Collection entries:

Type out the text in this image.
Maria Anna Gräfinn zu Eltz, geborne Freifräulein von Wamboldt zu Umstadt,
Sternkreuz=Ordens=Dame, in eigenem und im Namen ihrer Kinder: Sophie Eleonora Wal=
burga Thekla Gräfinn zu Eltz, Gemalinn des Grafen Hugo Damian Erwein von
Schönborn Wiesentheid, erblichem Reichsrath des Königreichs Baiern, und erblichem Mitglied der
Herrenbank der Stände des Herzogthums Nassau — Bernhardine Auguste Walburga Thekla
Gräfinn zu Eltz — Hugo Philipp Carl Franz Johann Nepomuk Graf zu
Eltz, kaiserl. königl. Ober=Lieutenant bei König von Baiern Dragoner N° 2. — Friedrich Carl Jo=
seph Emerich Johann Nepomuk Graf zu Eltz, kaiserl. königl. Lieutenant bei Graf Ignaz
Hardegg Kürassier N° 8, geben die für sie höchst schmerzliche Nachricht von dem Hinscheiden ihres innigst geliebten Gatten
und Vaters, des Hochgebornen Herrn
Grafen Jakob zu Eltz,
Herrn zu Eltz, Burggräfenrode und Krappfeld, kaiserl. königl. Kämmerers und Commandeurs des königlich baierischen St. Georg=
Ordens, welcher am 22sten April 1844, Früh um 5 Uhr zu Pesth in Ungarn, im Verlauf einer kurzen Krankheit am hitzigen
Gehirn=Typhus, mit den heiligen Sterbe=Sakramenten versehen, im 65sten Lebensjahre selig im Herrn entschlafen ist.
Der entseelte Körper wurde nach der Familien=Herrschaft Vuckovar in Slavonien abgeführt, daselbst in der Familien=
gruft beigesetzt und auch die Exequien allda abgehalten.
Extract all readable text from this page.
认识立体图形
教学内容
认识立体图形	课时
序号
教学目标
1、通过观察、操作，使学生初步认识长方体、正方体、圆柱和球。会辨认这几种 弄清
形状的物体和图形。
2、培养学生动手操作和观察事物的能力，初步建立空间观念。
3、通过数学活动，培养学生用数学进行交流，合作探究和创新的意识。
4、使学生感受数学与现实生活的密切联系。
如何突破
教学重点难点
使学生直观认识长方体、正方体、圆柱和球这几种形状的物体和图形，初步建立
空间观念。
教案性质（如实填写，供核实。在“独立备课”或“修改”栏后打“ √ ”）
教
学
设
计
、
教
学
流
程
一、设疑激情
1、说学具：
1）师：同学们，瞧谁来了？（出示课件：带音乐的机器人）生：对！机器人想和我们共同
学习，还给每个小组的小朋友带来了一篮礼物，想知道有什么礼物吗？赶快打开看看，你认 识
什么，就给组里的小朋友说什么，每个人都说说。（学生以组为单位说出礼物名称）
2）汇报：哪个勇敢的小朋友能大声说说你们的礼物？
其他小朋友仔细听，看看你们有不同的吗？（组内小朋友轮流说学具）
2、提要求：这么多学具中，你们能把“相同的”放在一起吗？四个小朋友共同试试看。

OBJECTIVE: Count the lines of the listing above that include the word "Baiern" and state the total with nothing else.

RESULT: 2